- [Exercise objective]: Every entry must be echoed exactly.

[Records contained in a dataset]
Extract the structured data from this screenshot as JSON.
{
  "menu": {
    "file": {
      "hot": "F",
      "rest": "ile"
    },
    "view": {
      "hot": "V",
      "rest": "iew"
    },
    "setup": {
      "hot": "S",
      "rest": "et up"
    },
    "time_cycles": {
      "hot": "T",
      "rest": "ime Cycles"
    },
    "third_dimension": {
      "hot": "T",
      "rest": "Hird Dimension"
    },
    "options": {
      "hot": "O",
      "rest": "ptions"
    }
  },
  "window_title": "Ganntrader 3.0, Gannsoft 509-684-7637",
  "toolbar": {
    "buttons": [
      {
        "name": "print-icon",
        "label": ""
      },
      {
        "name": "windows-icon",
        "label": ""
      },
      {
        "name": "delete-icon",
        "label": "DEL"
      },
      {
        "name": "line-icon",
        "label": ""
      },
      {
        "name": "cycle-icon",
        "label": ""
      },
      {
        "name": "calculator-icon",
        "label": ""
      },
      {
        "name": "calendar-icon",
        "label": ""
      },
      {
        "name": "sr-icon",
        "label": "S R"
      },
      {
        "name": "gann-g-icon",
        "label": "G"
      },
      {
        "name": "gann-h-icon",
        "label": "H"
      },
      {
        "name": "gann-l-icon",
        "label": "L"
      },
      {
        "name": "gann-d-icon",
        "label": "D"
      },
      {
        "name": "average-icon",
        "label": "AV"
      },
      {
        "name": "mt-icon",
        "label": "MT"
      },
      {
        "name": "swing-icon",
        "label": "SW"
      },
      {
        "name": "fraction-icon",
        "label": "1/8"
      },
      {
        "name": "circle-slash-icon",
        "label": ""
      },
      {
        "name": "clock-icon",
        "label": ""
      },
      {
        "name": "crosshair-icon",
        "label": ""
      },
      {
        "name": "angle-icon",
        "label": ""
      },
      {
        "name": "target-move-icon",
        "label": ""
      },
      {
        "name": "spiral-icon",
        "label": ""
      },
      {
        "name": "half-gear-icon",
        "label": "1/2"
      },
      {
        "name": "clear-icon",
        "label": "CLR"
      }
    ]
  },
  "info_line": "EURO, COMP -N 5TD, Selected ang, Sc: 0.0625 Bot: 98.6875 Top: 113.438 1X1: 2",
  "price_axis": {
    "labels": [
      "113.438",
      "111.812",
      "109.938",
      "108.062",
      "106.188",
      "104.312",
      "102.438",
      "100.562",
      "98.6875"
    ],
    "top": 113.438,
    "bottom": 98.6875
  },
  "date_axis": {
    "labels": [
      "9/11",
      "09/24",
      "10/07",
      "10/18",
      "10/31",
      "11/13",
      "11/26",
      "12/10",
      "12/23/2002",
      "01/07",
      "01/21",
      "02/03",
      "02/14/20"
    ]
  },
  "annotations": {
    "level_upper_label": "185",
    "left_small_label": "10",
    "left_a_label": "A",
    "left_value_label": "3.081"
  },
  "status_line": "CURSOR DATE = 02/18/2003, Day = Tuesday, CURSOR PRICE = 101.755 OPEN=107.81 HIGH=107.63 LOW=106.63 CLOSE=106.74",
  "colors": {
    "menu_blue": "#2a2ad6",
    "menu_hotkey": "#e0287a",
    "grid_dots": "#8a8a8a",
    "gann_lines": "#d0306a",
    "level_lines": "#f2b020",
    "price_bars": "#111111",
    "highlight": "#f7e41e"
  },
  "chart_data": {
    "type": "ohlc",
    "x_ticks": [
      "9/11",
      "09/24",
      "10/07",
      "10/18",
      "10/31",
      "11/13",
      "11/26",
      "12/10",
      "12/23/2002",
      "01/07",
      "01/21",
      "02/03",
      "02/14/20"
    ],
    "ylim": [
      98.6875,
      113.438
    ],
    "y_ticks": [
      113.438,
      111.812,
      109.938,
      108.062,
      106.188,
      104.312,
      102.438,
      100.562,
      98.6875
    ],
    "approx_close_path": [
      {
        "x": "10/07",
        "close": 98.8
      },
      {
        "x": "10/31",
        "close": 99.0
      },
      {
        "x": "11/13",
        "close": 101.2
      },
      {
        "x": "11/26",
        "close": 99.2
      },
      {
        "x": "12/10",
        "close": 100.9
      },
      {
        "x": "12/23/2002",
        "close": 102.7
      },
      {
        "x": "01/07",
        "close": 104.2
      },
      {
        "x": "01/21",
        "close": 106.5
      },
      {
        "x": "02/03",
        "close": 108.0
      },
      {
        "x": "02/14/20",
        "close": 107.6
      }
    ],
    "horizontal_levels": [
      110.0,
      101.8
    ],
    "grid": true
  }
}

- [Correct response]:
Extract the structured data from this screenshot as JSON.
{
  "menu": {
    "file": {
      "hot": "F",
      "rest": "ile"
    },
    "view": {
      "hot": "V",
      "rest": "iew"
    },
    "setup": {
      "hot": "S",
      "rest": "et up"
    },
    "time_cycles": {
      "hot": "T",
      "rest": "ime Cycles"
    },
    "third_dimension": {
      "hot": "T",
      "rest": "Hird Dimension"
    },
    "options": {
      "hot": "O",
      "rest": "ptions"
    }
  },
  "window_title": "Ganntrader 3.0, Gannsoft 509-684-7637",
  "toolbar": {
    "buttons": [
      {
        "name": "print-icon",
        "label": ""
      },
      {
        "name": "windows-icon",
        "label": ""
      },
      {
        "name": "delete-icon",
        "label": "DEL"
      },
      {
        "name": "line-icon",
        "label": ""
      },
      {
        "name": "cycle-icon",
        "label": ""
      },
      {
        "name": "calculator-icon",
        "label": ""
      },
      {
        "name": "calendar-icon",
        "label": ""
      },
      {
        "name": "sr-icon",
        "label": "S R"
      },
      {
        "name": "gann-g-icon",
        "label": "G"
      },
      {
        "name": "gann-h-icon",
        "label": "H"
      },
      {
        "name": "gann-l-icon",
        "label": "L"
      },
      {
        "name": "gann-d-icon",
        "label": "D"
      },
      {
        "name": "average-icon",
        "label": "AV"
      },
      {
        "name": "mt-icon",
        "label": "MT"
      },
      {
        "name": "swing-icon",
        "label": "SW"
      },
      {
        "name": "fraction-icon",
        "label": "1/8"
      },
      {
        "name": "circle-slash-icon",
        "label": ""
      },
      {
        "name": "clock-icon",
        "label": ""
      },
      {
        "name": "crosshair-icon",
        "label": ""
      },
      {
        "name": "angle-icon",
        "label": ""
      },
      {
        "name": "target-move-icon",
        "label": ""
      },
      {
        "name": "spiral-icon",
        "label": ""
      },
      {
        "name": "half-gear-icon",
        "label": "1/2"
      },
      {
        "name": "clear-icon",
        "label": "CLR"
      }
    ]
  },
  "info_line": "EURO, COMP -N 5TD, Selected ang, Sc: 0.0625 Bot: 98.6875 Top: 113.438 1X1: 2",
  "price_axis": {
    "labels": [
      "113.438",
      "111.812",
      "109.938",
      "108.062",
      "106.188",
      "104.312",
      "102.438",
      "100.562",
      "98.6875"
    ],
    "top": 113.438,
    "bottom": 98.6875
  },
  "date_axis": {
    "labels": [
      "9/11",
      "09/24",
      "10/07",
      "10/18",
      "10/31",
      "11/13",
      "11/26",
      "12/10",
      "12/23/2002",
      "01/07",
      "01/21",
      "02/03",
      "02/14/20"
    ]
  },
  "annotations": {
    "level_upper_label": "185",
    "left_small_label": "10",
    "left_a_label": "A",
    "left_value_label": "3.081"
  },
  "status_line": "CURSOR DATE = 02/18/2003, Day = Tuesday, CURSOR PRICE = 101.755 OPEN=107.81 HIGH=107.63 LOW=106.63 CLOSE=106.74",
  "colors": {
    "menu_blue": "#2a2ad6",
    "menu_hotkey": "#e0287a",
    "grid_dots": "#8a8a8a",
    "gann_lines": "#d0306a",
    "level_lines": "#f2b020",
    "price_bars": "#111111",
    "highlight": "#f7e41e"
  },
  "chart_data": {
    "type": "ohlc",
    "x_ticks": [
      "9/11",
      "09/24",
      "10/07",
      "10/18",
      "10/31",
      "11/13",
      "11/26",
      "12/10",
      "12/23/2002",
      "01/07",
      "01/21",
      "02/03",
      "02/14/20"
    ],
    "ylim": [
      98.6875,
      113.438
    ],
    "y_ticks": [
      113.438,
      111.812,
      109.938,
      108.062,
      106.188,
      104.312,
      102.438,
      100.562,
      98.6875
    ],
    "approx_close_path": [
      {
        "x": "10/07",
        "close": 98.8
      },
      {
        "x": "10/31",
        "close": 99.0
      },
      {
        "x": "11/13",
        "close": 101.2
      },
      {
        "x": "11/26",
        "close": 99.2
      },
      {
        "x": "12/10",
        "close": 100.9
      },
      {
        "x": "12/23/2002",
        "close": 102.7
      },
      {
        "x": "01/07",
        "close": 104.2
      },
      {
        "x": "01/21",
        "close": 106.5
      },
      {
        "x": "02/03",
        "close": 108.0
      },
      {
        "x": "02/14/20",
        "close": 107.6
      }
    ],
    "horizontal_levels": [
      110.0,
      101.8
    ],
    "grid": true
  }
}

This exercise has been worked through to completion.